*INSTRUCTION*:
Express the entries between the line containing "Patent image size: (854, 644)." and the line containing "The second part 58 is at (533, 224).", inclusive, as a JSON list of strings with one string per line and blank lines omitted.

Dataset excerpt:

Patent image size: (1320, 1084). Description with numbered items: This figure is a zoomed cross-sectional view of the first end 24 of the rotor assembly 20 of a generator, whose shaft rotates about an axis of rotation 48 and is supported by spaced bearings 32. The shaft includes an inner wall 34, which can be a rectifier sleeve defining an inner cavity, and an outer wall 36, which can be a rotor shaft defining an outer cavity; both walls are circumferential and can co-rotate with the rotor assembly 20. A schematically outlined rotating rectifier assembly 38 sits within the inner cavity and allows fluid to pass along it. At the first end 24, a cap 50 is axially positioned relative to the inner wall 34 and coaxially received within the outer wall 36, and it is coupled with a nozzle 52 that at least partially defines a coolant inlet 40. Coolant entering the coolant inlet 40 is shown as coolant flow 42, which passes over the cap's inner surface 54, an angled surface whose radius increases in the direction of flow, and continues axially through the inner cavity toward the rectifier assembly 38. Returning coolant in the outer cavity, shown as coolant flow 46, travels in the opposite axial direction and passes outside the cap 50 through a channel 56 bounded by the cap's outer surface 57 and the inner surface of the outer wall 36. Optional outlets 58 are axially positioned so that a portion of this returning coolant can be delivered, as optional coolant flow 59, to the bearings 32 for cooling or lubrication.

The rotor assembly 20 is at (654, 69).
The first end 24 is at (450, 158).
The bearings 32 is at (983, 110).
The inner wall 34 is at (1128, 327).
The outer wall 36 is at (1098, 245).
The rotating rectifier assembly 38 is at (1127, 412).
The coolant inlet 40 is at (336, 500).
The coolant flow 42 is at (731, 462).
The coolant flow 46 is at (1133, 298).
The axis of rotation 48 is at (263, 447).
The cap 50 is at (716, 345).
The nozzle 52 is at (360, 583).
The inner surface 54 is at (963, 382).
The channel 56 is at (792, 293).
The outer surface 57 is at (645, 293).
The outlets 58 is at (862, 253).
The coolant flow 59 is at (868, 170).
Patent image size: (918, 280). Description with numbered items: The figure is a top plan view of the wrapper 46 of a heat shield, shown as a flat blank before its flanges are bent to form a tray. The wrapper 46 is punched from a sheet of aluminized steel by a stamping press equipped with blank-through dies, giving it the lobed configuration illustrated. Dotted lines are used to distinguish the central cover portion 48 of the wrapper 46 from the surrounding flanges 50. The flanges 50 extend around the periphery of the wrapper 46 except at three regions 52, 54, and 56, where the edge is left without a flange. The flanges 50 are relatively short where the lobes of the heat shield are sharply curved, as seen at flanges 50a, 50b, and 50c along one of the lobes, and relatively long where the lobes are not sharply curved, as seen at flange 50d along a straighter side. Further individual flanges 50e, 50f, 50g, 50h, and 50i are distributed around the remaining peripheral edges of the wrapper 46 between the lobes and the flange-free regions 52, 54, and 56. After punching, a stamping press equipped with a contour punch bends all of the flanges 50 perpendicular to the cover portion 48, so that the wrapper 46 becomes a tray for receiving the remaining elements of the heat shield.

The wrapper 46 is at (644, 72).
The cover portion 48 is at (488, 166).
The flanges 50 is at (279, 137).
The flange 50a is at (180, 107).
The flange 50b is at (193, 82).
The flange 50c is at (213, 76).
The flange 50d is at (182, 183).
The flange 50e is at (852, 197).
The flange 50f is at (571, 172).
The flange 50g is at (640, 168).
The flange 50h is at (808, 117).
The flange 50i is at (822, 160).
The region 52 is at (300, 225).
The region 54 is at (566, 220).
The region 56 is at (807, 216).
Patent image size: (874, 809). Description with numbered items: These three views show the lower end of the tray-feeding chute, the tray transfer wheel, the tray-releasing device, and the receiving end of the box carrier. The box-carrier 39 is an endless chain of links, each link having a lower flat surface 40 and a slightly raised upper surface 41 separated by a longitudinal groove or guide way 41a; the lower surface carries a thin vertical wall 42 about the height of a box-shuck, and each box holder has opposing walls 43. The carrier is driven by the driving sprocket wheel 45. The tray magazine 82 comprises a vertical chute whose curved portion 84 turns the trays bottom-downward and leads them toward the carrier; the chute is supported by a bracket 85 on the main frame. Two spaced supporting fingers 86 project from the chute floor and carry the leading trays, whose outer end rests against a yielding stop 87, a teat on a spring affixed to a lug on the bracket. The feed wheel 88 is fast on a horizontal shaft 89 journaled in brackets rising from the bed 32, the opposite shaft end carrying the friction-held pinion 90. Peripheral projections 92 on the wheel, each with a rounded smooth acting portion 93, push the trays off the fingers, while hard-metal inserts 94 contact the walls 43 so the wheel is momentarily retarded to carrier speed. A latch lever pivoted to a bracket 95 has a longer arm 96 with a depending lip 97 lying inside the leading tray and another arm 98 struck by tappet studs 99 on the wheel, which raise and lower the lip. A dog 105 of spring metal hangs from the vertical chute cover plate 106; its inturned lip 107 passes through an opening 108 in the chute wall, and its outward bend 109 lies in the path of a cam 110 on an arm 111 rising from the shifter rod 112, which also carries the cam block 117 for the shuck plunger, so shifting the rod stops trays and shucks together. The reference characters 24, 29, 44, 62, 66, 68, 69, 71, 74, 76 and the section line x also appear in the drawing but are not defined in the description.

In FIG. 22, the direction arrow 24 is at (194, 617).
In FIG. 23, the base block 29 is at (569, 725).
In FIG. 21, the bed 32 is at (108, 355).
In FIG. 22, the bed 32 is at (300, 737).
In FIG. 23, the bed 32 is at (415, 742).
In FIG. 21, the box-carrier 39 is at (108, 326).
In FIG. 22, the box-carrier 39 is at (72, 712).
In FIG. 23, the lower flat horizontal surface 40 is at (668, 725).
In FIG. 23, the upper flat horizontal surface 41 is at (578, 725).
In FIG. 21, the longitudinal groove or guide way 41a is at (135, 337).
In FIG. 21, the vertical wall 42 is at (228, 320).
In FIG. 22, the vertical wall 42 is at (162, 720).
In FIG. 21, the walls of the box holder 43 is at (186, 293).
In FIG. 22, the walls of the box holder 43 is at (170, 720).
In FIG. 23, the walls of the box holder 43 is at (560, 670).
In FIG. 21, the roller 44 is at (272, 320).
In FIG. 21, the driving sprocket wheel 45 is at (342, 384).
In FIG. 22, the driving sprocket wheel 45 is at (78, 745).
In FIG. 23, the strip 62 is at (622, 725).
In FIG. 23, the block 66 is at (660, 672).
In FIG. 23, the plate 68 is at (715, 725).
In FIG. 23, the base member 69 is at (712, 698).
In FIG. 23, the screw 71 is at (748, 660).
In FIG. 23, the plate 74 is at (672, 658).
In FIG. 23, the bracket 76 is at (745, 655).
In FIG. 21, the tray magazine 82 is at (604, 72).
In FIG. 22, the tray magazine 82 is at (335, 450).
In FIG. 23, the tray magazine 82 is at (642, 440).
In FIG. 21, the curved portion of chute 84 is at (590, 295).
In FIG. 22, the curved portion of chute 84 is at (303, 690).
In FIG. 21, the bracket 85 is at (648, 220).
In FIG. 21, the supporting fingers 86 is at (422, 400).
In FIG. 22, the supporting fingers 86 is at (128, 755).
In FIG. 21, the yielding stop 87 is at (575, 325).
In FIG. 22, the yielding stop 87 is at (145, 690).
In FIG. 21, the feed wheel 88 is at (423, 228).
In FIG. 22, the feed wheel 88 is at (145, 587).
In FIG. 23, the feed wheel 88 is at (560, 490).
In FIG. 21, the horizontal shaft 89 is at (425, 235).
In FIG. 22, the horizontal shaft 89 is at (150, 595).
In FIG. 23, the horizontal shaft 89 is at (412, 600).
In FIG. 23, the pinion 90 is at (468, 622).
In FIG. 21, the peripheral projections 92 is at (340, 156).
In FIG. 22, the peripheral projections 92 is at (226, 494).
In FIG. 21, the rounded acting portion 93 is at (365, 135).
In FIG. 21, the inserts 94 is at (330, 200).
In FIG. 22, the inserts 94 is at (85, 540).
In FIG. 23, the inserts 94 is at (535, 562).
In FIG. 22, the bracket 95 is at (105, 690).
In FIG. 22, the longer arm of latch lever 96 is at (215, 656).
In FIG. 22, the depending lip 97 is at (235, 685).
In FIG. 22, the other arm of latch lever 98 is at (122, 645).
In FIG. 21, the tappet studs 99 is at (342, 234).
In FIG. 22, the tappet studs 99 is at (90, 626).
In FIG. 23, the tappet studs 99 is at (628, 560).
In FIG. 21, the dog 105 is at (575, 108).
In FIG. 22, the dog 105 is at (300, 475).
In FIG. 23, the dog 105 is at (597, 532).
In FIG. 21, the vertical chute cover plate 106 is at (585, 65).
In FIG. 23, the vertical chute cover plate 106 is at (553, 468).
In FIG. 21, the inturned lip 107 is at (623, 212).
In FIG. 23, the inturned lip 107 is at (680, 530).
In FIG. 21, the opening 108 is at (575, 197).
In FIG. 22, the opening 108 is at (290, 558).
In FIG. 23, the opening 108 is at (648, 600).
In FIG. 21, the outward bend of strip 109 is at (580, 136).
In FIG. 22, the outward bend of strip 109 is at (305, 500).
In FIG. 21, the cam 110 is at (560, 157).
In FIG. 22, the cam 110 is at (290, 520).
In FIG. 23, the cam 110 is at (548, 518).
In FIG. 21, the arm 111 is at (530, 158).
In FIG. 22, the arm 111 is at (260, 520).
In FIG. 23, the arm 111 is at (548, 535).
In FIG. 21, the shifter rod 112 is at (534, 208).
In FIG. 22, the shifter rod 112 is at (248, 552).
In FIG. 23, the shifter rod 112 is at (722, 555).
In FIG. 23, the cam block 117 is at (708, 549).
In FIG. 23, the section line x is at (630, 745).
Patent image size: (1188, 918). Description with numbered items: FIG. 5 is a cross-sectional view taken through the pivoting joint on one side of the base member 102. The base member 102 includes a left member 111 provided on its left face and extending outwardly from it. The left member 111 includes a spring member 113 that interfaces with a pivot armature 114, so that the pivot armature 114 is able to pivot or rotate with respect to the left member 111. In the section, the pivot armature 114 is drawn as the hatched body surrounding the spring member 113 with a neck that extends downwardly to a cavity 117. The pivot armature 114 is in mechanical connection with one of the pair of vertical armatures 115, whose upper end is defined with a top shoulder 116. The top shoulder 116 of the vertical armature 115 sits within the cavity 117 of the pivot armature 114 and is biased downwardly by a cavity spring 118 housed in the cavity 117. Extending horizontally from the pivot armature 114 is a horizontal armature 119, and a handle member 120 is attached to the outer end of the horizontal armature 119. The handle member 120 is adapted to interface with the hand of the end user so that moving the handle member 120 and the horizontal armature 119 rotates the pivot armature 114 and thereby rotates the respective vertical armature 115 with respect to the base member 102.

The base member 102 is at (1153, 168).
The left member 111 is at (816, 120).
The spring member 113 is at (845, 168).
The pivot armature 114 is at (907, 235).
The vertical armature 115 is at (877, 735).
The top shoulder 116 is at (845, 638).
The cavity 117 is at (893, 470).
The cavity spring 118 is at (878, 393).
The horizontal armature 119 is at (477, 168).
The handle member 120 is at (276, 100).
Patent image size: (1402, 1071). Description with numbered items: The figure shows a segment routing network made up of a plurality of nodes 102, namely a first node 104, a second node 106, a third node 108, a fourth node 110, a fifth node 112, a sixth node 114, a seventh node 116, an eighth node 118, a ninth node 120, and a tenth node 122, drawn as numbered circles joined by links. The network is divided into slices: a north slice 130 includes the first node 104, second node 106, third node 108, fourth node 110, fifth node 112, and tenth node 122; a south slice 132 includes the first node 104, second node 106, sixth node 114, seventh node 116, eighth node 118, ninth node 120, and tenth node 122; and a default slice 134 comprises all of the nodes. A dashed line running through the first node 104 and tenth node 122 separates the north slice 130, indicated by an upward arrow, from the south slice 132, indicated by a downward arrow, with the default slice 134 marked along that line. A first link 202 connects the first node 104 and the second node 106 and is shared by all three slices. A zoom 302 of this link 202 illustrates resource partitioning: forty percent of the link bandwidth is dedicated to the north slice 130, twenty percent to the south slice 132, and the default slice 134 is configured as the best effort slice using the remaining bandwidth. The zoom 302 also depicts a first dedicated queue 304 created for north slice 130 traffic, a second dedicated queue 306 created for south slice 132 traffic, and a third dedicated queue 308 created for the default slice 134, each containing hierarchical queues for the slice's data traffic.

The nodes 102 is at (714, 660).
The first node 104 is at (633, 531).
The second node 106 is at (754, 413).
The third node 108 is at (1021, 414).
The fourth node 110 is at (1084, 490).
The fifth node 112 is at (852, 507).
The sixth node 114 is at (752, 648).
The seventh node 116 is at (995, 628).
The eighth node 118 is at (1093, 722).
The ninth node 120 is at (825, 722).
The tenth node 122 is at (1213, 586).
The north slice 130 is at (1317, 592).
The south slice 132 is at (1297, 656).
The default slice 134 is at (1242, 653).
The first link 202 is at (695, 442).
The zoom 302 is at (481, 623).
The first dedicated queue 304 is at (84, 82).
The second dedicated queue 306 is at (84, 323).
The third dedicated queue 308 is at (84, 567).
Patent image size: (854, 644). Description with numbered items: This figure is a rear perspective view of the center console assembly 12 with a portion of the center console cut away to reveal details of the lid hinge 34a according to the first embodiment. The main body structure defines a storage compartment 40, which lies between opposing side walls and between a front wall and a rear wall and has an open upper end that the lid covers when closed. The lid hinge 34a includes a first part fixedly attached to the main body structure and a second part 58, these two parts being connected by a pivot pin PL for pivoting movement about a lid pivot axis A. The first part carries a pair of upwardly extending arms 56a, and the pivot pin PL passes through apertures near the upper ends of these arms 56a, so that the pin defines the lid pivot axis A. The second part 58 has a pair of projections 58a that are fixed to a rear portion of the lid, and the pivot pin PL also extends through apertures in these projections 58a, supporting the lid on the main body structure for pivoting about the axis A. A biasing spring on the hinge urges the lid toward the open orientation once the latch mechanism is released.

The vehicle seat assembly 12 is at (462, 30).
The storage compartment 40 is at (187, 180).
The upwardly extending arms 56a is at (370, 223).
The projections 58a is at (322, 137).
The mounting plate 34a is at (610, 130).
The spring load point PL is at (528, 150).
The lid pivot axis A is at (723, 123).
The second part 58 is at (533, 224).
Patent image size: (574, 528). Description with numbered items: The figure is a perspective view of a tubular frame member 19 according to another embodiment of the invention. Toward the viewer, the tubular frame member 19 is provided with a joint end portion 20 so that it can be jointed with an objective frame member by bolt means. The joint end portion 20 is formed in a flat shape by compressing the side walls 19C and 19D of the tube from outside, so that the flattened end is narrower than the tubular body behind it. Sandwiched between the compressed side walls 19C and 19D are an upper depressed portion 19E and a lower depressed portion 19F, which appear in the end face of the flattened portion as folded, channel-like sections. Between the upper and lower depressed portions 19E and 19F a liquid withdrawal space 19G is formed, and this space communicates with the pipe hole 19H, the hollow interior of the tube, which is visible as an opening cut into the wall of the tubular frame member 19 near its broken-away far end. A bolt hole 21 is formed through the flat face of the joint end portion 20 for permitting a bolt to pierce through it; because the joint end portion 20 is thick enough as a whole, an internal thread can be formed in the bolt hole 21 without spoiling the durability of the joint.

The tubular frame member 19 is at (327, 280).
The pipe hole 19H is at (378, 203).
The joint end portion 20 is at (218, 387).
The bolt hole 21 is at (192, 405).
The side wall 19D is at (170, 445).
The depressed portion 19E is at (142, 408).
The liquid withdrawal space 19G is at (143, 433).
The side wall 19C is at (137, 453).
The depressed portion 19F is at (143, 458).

*RESPONSE FOR THIS EXERCISE*:
[
  "Patent image size: (854, 644). Description with numbered items: This figure is a rear perspective view of the center console assembly 12 with a portion of the center console cut away to reveal details of the lid hinge 34a according to the first embodiment. The main body structure defines a storage compartment 40, which lies between opposing side walls and between a front wall and a rear wall and has an open upper end that the lid covers when closed. The lid hinge 34a includes a first part fixedly attached to the main body structure and a second part 58, these two parts being connected by a pivot pin PL for pivoting movement about a lid pivot axis A. The first part carries a pair of upwardly extending arms 56a, and the pivot pin PL passes through apertures near the upper ends of these arms 56a, so that the pin defines the lid pivot axis A. The second part 58 has a pair of projections 58a that are fixed to a rear portion of the lid, and the pivot pin PL also extends through apertures in these projections 58a, supporting the lid on the main body structure for pivoting about the axis A. A biasing spring on the hinge urges the lid toward the open orientation once the latch mechanism is released.",
  "The vehicle seat assembly 12 is at (462, 30).",
  "The storage compartment 40 is at (187, 180).",
  "The upwardly extending arms 56a is at (370, 223).",
  "The projections 58a is at (322, 137).",
  "The mounting plate 34a is at (610, 130).",
  "The spring load point PL is at (528, 150).",
  "The lid pivot axis A is at (723, 123).",
  "The second part 58 is at (533, 224)."
]